Problem details. Skip all pictures, then print the remaining material exactly.

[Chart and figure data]
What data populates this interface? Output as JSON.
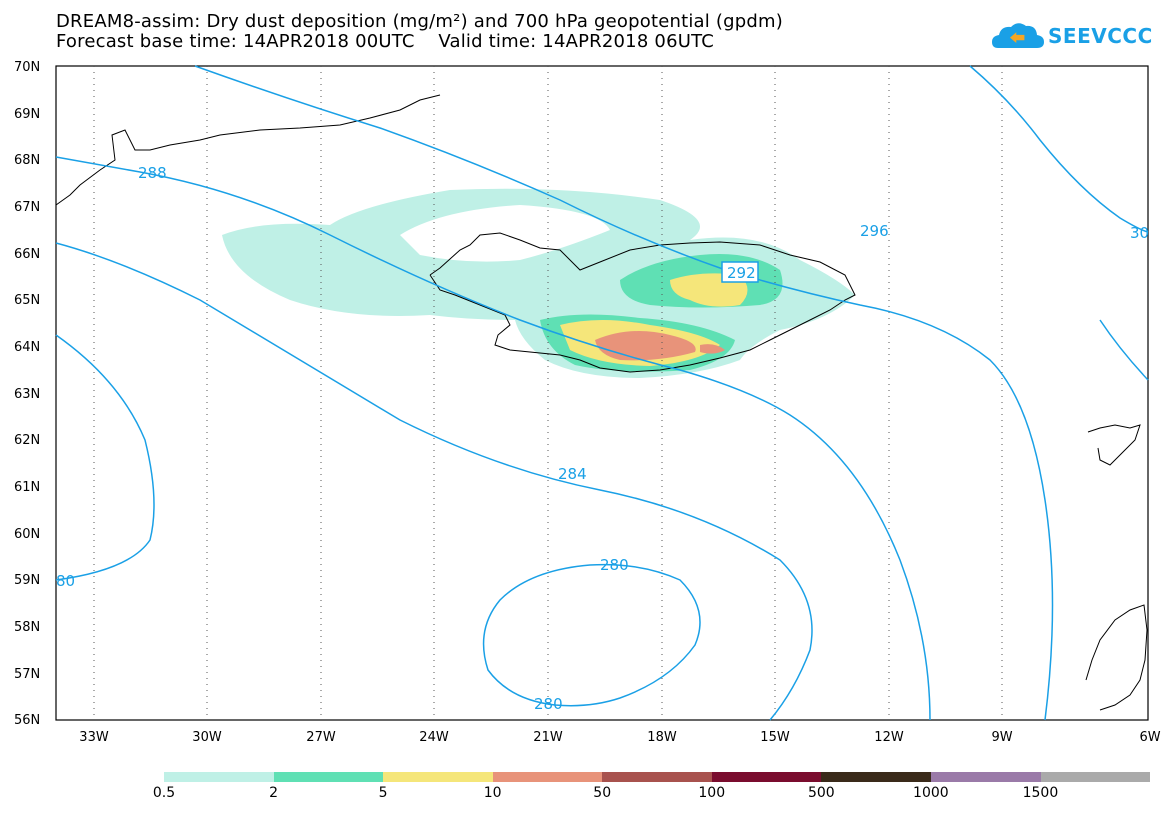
{
  "header": {
    "title_line1": "DREAM8-assim: Dry dust deposition (mg/m²) and 700 hPa geopotential (gpdm)",
    "title_line2": "Forecast base time: 14APR2018 00UTC    Valid time: 14APR2018 06UTC",
    "logo_text": "SEEVCCC"
  },
  "map": {
    "lat_labels": [
      "70N",
      "69N",
      "68N",
      "67N",
      "66N",
      "65N",
      "64N",
      "63N",
      "62N",
      "61N",
      "60N",
      "59N",
      "58N",
      "57N",
      "56N"
    ],
    "lon_labels": [
      "33W",
      "30W",
      "27W",
      "24W",
      "21W",
      "18W",
      "15W",
      "12W",
      "9W",
      "6W"
    ],
    "contour_labels": [
      "288",
      "296",
      "30",
      "292",
      "284",
      "280",
      "280",
      "80"
    ],
    "colors": {
      "contour": "#1aa0e6",
      "coast": "#000000",
      "grid": "#555555"
    }
  },
  "legend": {
    "labels": [
      "0.5",
      "2",
      "5",
      "10",
      "50",
      "100",
      "500",
      "1000",
      "1500"
    ],
    "colors": [
      "#bff0e6",
      "#5fe0b4",
      "#f5e67a",
      "#e8937a",
      "#a8524e",
      "#7a0c2e",
      "#3a2a1a",
      "#9a7aa8",
      "#aaaaaa"
    ]
  }
}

Response to this exercise.
What data populates this interface? Output as JSON.
{
  "header": {
    "title_line1": "DREAM8-assim: Dry dust deposition (mg/m²) and 700 hPa geopotential (gpdm)",
    "title_line2": "Forecast base time: 14APR2018 00UTC    Valid time: 14APR2018 06UTC",
    "logo_text": "SEEVCCC"
  },
  "map": {
    "lat_labels": [
      "70N",
      "69N",
      "68N",
      "67N",
      "66N",
      "65N",
      "64N",
      "63N",
      "62N",
      "61N",
      "60N",
      "59N",
      "58N",
      "57N",
      "56N"
    ],
    "lon_labels": [
      "33W",
      "30W",
      "27W",
      "24W",
      "21W",
      "18W",
      "15W",
      "12W",
      "9W",
      "6W"
    ],
    "contour_labels": [
      "288",
      "296",
      "30",
      "292",
      "284",
      "280",
      "280",
      "80"
    ],
    "colors": {
      "contour": "#1aa0e6",
      "coast": "#000000",
      "grid": "#555555"
    }
  },
  "legend": {
    "labels": [
      "0.5",
      "2",
      "5",
      "10",
      "50",
      "100",
      "500",
      "1000",
      "1500"
    ],
    "colors": [
      "#bff0e6",
      "#5fe0b4",
      "#f5e67a",
      "#e8937a",
      "#a8524e",
      "#7a0c2e",
      "#3a2a1a",
      "#9a7aa8",
      "#aaaaaa"
    ]
  }
}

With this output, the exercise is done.